## [Exercise material]
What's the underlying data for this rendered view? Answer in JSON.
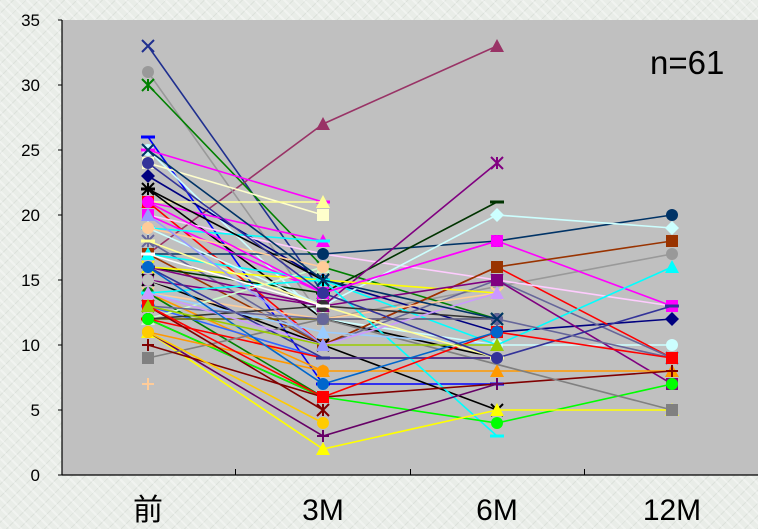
{
  "chart_data": {
    "type": "line",
    "title": "",
    "xlabel": "",
    "ylabel": "",
    "annotation": "n=61",
    "categories": [
      "前",
      "3M",
      "6M",
      "12M"
    ],
    "ylim": [
      0,
      35
    ],
    "yticks": [
      0,
      5,
      10,
      15,
      20,
      25,
      30,
      35
    ],
    "yticklabels": [
      "0",
      "5",
      "10",
      "15",
      "20",
      "25",
      "30",
      "35"
    ],
    "grid": false,
    "legend": "none",
    "plot_background": "#c0c0c0",
    "series": [
      {
        "color": "#1f2f8f",
        "marker": "x",
        "values": [
          33,
          14,
          null,
          null
        ]
      },
      {
        "color": "#993366",
        "marker": "triangle",
        "values": [
          17,
          27,
          33,
          null
        ]
      },
      {
        "color": "#999999",
        "marker": "circle",
        "values": [
          31,
          12,
          null,
          17
        ]
      },
      {
        "color": "#008000",
        "marker": "star",
        "values": [
          30,
          16,
          12,
          null
        ]
      },
      {
        "color": "#0000ff",
        "marker": "dash",
        "values": [
          26,
          7,
          7,
          null
        ]
      },
      {
        "color": "#ccffff",
        "marker": "circle",
        "values": [
          25,
          12,
          10,
          10
        ]
      },
      {
        "color": "#ff00ff",
        "marker": "dash",
        "values": [
          25,
          21,
          null,
          null
        ]
      },
      {
        "color": "#000080",
        "marker": "diamond",
        "values": [
          23,
          15,
          11,
          12
        ]
      },
      {
        "color": "#ffffcc",
        "marker": "square",
        "values": [
          24,
          20,
          null,
          null
        ]
      },
      {
        "color": "#ffff99",
        "marker": "triangle",
        "values": [
          21,
          21,
          null,
          null
        ]
      },
      {
        "color": "#ff00ff",
        "marker": "triangle",
        "values": [
          21,
          18,
          null,
          null
        ]
      },
      {
        "color": "#ff0000",
        "marker": "square",
        "values": [
          21,
          10,
          16,
          9
        ]
      },
      {
        "color": "#000000",
        "marker": "dash",
        "values": [
          22,
          12,
          9,
          null
        ]
      },
      {
        "color": "#ffccff",
        "marker": "circle",
        "values": [
          20,
          17,
          15,
          13
        ]
      },
      {
        "color": "#ff00ff",
        "marker": "square",
        "values": [
          20,
          14,
          18,
          13
        ]
      },
      {
        "color": "#00ffff",
        "marker": "dash",
        "values": [
          19,
          18,
          null,
          null
        ]
      },
      {
        "color": "#003366",
        "marker": "circle",
        "values": [
          17,
          17,
          18,
          20
        ]
      },
      {
        "color": "#666699",
        "marker": "star",
        "values": [
          18,
          10,
          15,
          9
        ]
      },
      {
        "color": "#993300",
        "marker": "square",
        "values": [
          17,
          10,
          16,
          18
        ]
      },
      {
        "color": "#003300",
        "marker": "dash",
        "values": [
          16,
          14,
          21,
          null
        ]
      },
      {
        "color": "#00ffff",
        "marker": "triangle",
        "values": [
          17,
          15,
          10,
          16
        ]
      },
      {
        "color": "#ccffff",
        "marker": "diamond",
        "values": [
          19,
          13,
          20,
          19
        ]
      },
      {
        "color": "#800080",
        "marker": "star",
        "values": [
          16,
          13,
          24,
          null
        ]
      },
      {
        "color": "#ffff00",
        "marker": "x",
        "values": [
          16,
          15,
          14,
          null
        ]
      },
      {
        "color": "#800080",
        "marker": "square",
        "values": [
          15,
          13,
          15,
          7
        ]
      },
      {
        "color": "#000000",
        "marker": "x",
        "values": [
          15,
          10,
          5,
          null
        ]
      },
      {
        "color": "#c0c0c0",
        "marker": "circle",
        "values": [
          15,
          11,
          9,
          null
        ]
      },
      {
        "color": "#ffcc99",
        "marker": "x",
        "values": [
          14,
          12,
          14,
          null
        ]
      },
      {
        "color": "#ff9900",
        "marker": "triangle",
        "values": [
          14,
          8,
          8,
          8
        ]
      },
      {
        "color": "#008000",
        "marker": "circle",
        "values": [
          14,
          6,
          null,
          null
        ]
      },
      {
        "color": "#00ffff",
        "marker": "dash",
        "values": [
          14,
          15,
          3,
          null
        ]
      },
      {
        "color": "#3366ff",
        "marker": "dash",
        "values": [
          13,
          9,
          9,
          null
        ]
      },
      {
        "color": "#666600",
        "marker": "circle",
        "values": [
          12,
          12,
          12,
          null
        ]
      },
      {
        "color": "#ccffcc",
        "marker": "triangle",
        "values": [
          12,
          16,
          null,
          null
        ]
      },
      {
        "color": "#ff0000",
        "marker": "dash",
        "values": [
          12,
          9,
          9,
          null
        ]
      },
      {
        "color": "#333333",
        "marker": "circle",
        "values": [
          12,
          13,
          12,
          null
        ]
      },
      {
        "color": "#800000",
        "marker": "plus",
        "values": [
          12,
          6,
          7,
          8
        ]
      },
      {
        "color": "#00ff00",
        "marker": "circle",
        "values": [
          12,
          6,
          4,
          7
        ]
      },
      {
        "color": "#ffff00",
        "marker": "triangle",
        "values": [
          11,
          2,
          5,
          5
        ]
      },
      {
        "color": "#660066",
        "marker": "plus",
        "values": [
          11,
          3,
          7,
          null
        ]
      },
      {
        "color": "#808080",
        "marker": "square",
        "values": [
          9,
          12,
          null,
          5
        ]
      },
      {
        "color": "#ff9900",
        "marker": "circle",
        "values": [
          11,
          8,
          null,
          null
        ]
      },
      {
        "color": "#800000",
        "marker": "plus",
        "values": [
          10,
          6,
          null,
          null
        ]
      },
      {
        "color": "#800000",
        "marker": "star",
        "values": [
          13,
          5,
          null,
          null
        ]
      },
      {
        "color": "#ffcc99",
        "marker": "plus",
        "values": [
          7,
          null,
          null,
          null
        ]
      },
      {
        "color": "#ffcc00",
        "marker": "circle",
        "values": [
          11,
          4,
          null,
          null
        ]
      },
      {
        "color": "#99ccff",
        "marker": "triangle",
        "values": [
          14,
          11,
          10,
          null
        ]
      },
      {
        "color": "#333399",
        "marker": "dash",
        "values": [
          16,
          9,
          9,
          13
        ]
      },
      {
        "color": "#666699",
        "marker": "circle",
        "values": [
          13,
          12,
          12,
          9
        ]
      },
      {
        "color": "#cc99ff",
        "marker": "triangle",
        "values": [
          14,
          10,
          14,
          null
        ]
      },
      {
        "color": "#ff0000",
        "marker": "square",
        "values": [
          13,
          6,
          11,
          9
        ]
      },
      {
        "color": "#0066cc",
        "marker": "circle",
        "values": [
          16,
          7,
          11,
          null
        ]
      },
      {
        "color": "#99cc00",
        "marker": "triangle",
        "values": [
          13,
          10,
          10,
          null
        ]
      },
      {
        "color": "#ffff99",
        "marker": "dash",
        "values": [
          18,
          13,
          9,
          null
        ]
      },
      {
        "color": "#000000",
        "marker": "star",
        "values": [
          22,
          15,
          null,
          null
        ]
      },
      {
        "color": "#ffcc99",
        "marker": "circle",
        "values": [
          19,
          16,
          null,
          null
        ]
      },
      {
        "color": "#9999ff",
        "marker": "triangle",
        "values": [
          20,
          10,
          null,
          null
        ]
      },
      {
        "color": "#003366",
        "marker": "x",
        "values": [
          25,
          15,
          12,
          null
        ]
      },
      {
        "color": "#ff00ff",
        "marker": "circle",
        "values": [
          21,
          14,
          18,
          null
        ]
      },
      {
        "color": "#ffffff",
        "marker": "dash",
        "values": [
          17,
          13,
          null,
          null
        ]
      },
      {
        "color": "#333399",
        "marker": "circle",
        "values": [
          24,
          14,
          9,
          null
        ]
      }
    ]
  }
}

## [The task]
Working from the lines above, reproduce the material exactly and exclude its pictures.

## [Complete response]
What's the underlying data for this rendered view? Answer in JSON.
{
  "chart_data": {
    "type": "line",
    "title": "",
    "xlabel": "",
    "ylabel": "",
    "annotation": "n=61",
    "categories": [
      "前",
      "3M",
      "6M",
      "12M"
    ],
    "ylim": [
      0,
      35
    ],
    "yticks": [
      0,
      5,
      10,
      15,
      20,
      25,
      30,
      35
    ],
    "yticklabels": [
      "0",
      "5",
      "10",
      "15",
      "20",
      "25",
      "30",
      "35"
    ],
    "grid": false,
    "legend": "none",
    "plot_background": "#c0c0c0",
    "series": [
      {
        "color": "#1f2f8f",
        "marker": "x",
        "values": [
          33,
          14,
          null,
          null
        ]
      },
      {
        "color": "#993366",
        "marker": "triangle",
        "values": [
          17,
          27,
          33,
          null
        ]
      },
      {
        "color": "#999999",
        "marker": "circle",
        "values": [
          31,
          12,
          null,
          17
        ]
      },
      {
        "color": "#008000",
        "marker": "star",
        "values": [
          30,
          16,
          12,
          null
        ]
      },
      {
        "color": "#0000ff",
        "marker": "dash",
        "values": [
          26,
          7,
          7,
          null
        ]
      },
      {
        "color": "#ccffff",
        "marker": "circle",
        "values": [
          25,
          12,
          10,
          10
        ]
      },
      {
        "color": "#ff00ff",
        "marker": "dash",
        "values": [
          25,
          21,
          null,
          null
        ]
      },
      {
        "color": "#000080",
        "marker": "diamond",
        "values": [
          23,
          15,
          11,
          12
        ]
      },
      {
        "color": "#ffffcc",
        "marker": "square",
        "values": [
          24,
          20,
          null,
          null
        ]
      },
      {
        "color": "#ffff99",
        "marker": "triangle",
        "values": [
          21,
          21,
          null,
          null
        ]
      },
      {
        "color": "#ff00ff",
        "marker": "triangle",
        "values": [
          21,
          18,
          null,
          null
        ]
      },
      {
        "color": "#ff0000",
        "marker": "square",
        "values": [
          21,
          10,
          16,
          9
        ]
      },
      {
        "color": "#000000",
        "marker": "dash",
        "values": [
          22,
          12,
          9,
          null
        ]
      },
      {
        "color": "#ffccff",
        "marker": "circle",
        "values": [
          20,
          17,
          15,
          13
        ]
      },
      {
        "color": "#ff00ff",
        "marker": "square",
        "values": [
          20,
          14,
          18,
          13
        ]
      },
      {
        "color": "#00ffff",
        "marker": "dash",
        "values": [
          19,
          18,
          null,
          null
        ]
      },
      {
        "color": "#003366",
        "marker": "circle",
        "values": [
          17,
          17,
          18,
          20
        ]
      },
      {
        "color": "#666699",
        "marker": "star",
        "values": [
          18,
          10,
          15,
          9
        ]
      },
      {
        "color": "#993300",
        "marker": "square",
        "values": [
          17,
          10,
          16,
          18
        ]
      },
      {
        "color": "#003300",
        "marker": "dash",
        "values": [
          16,
          14,
          21,
          null
        ]
      },
      {
        "color": "#00ffff",
        "marker": "triangle",
        "values": [
          17,
          15,
          10,
          16
        ]
      },
      {
        "color": "#ccffff",
        "marker": "diamond",
        "values": [
          19,
          13,
          20,
          19
        ]
      },
      {
        "color": "#800080",
        "marker": "star",
        "values": [
          16,
          13,
          24,
          null
        ]
      },
      {
        "color": "#ffff00",
        "marker": "x",
        "values": [
          16,
          15,
          14,
          null
        ]
      },
      {
        "color": "#800080",
        "marker": "square",
        "values": [
          15,
          13,
          15,
          7
        ]
      },
      {
        "color": "#000000",
        "marker": "x",
        "values": [
          15,
          10,
          5,
          null
        ]
      },
      {
        "color": "#c0c0c0",
        "marker": "circle",
        "values": [
          15,
          11,
          9,
          null
        ]
      },
      {
        "color": "#ffcc99",
        "marker": "x",
        "values": [
          14,
          12,
          14,
          null
        ]
      },
      {
        "color": "#ff9900",
        "marker": "triangle",
        "values": [
          14,
          8,
          8,
          8
        ]
      },
      {
        "color": "#008000",
        "marker": "circle",
        "values": [
          14,
          6,
          null,
          null
        ]
      },
      {
        "color": "#00ffff",
        "marker": "dash",
        "values": [
          14,
          15,
          3,
          null
        ]
      },
      {
        "color": "#3366ff",
        "marker": "dash",
        "values": [
          13,
          9,
          9,
          null
        ]
      },
      {
        "color": "#666600",
        "marker": "circle",
        "values": [
          12,
          12,
          12,
          null
        ]
      },
      {
        "color": "#ccffcc",
        "marker": "triangle",
        "values": [
          12,
          16,
          null,
          null
        ]
      },
      {
        "color": "#ff0000",
        "marker": "dash",
        "values": [
          12,
          9,
          9,
          null
        ]
      },
      {
        "color": "#333333",
        "marker": "circle",
        "values": [
          12,
          13,
          12,
          null
        ]
      },
      {
        "color": "#800000",
        "marker": "plus",
        "values": [
          12,
          6,
          7,
          8
        ]
      },
      {
        "color": "#00ff00",
        "marker": "circle",
        "values": [
          12,
          6,
          4,
          7
        ]
      },
      {
        "color": "#ffff00",
        "marker": "triangle",
        "values": [
          11,
          2,
          5,
          5
        ]
      },
      {
        "color": "#660066",
        "marker": "plus",
        "values": [
          11,
          3,
          7,
          null
        ]
      },
      {
        "color": "#808080",
        "marker": "square",
        "values": [
          9,
          12,
          null,
          5
        ]
      },
      {
        "color": "#ff9900",
        "marker": "circle",
        "values": [
          11,
          8,
          null,
          null
        ]
      },
      {
        "color": "#800000",
        "marker": "plus",
        "values": [
          10,
          6,
          null,
          null
        ]
      },
      {
        "color": "#800000",
        "marker": "star",
        "values": [
          13,
          5,
          null,
          null
        ]
      },
      {
        "color": "#ffcc99",
        "marker": "plus",
        "values": [
          7,
          null,
          null,
          null
        ]
      },
      {
        "color": "#ffcc00",
        "marker": "circle",
        "values": [
          11,
          4,
          null,
          null
        ]
      },
      {
        "color": "#99ccff",
        "marker": "triangle",
        "values": [
          14,
          11,
          10,
          null
        ]
      },
      {
        "color": "#333399",
        "marker": "dash",
        "values": [
          16,
          9,
          9,
          13
        ]
      },
      {
        "color": "#666699",
        "marker": "circle",
        "values": [
          13,
          12,
          12,
          9
        ]
      },
      {
        "color": "#cc99ff",
        "marker": "triangle",
        "values": [
          14,
          10,
          14,
          null
        ]
      },
      {
        "color": "#ff0000",
        "marker": "square",
        "values": [
          13,
          6,
          11,
          9
        ]
      },
      {
        "color": "#0066cc",
        "marker": "circle",
        "values": [
          16,
          7,
          11,
          null
        ]
      },
      {
        "color": "#99cc00",
        "marker": "triangle",
        "values": [
          13,
          10,
          10,
          null
        ]
      },
      {
        "color": "#ffff99",
        "marker": "dash",
        "values": [
          18,
          13,
          9,
          null
        ]
      },
      {
        "color": "#000000",
        "marker": "star",
        "values": [
          22,
          15,
          null,
          null
        ]
      },
      {
        "color": "#ffcc99",
        "marker": "circle",
        "values": [
          19,
          16,
          null,
          null
        ]
      },
      {
        "color": "#9999ff",
        "marker": "triangle",
        "values": [
          20,
          10,
          null,
          null
        ]
      },
      {
        "color": "#003366",
        "marker": "x",
        "values": [
          25,
          15,
          12,
          null
        ]
      },
      {
        "color": "#ff00ff",
        "marker": "circle",
        "values": [
          21,
          14,
          18,
          null
        ]
      },
      {
        "color": "#ffffff",
        "marker": "dash",
        "values": [
          17,
          13,
          null,
          null
        ]
      },
      {
        "color": "#333399",
        "marker": "circle",
        "values": [
          24,
          14,
          9,
          null
        ]
      }
    ]
  }
}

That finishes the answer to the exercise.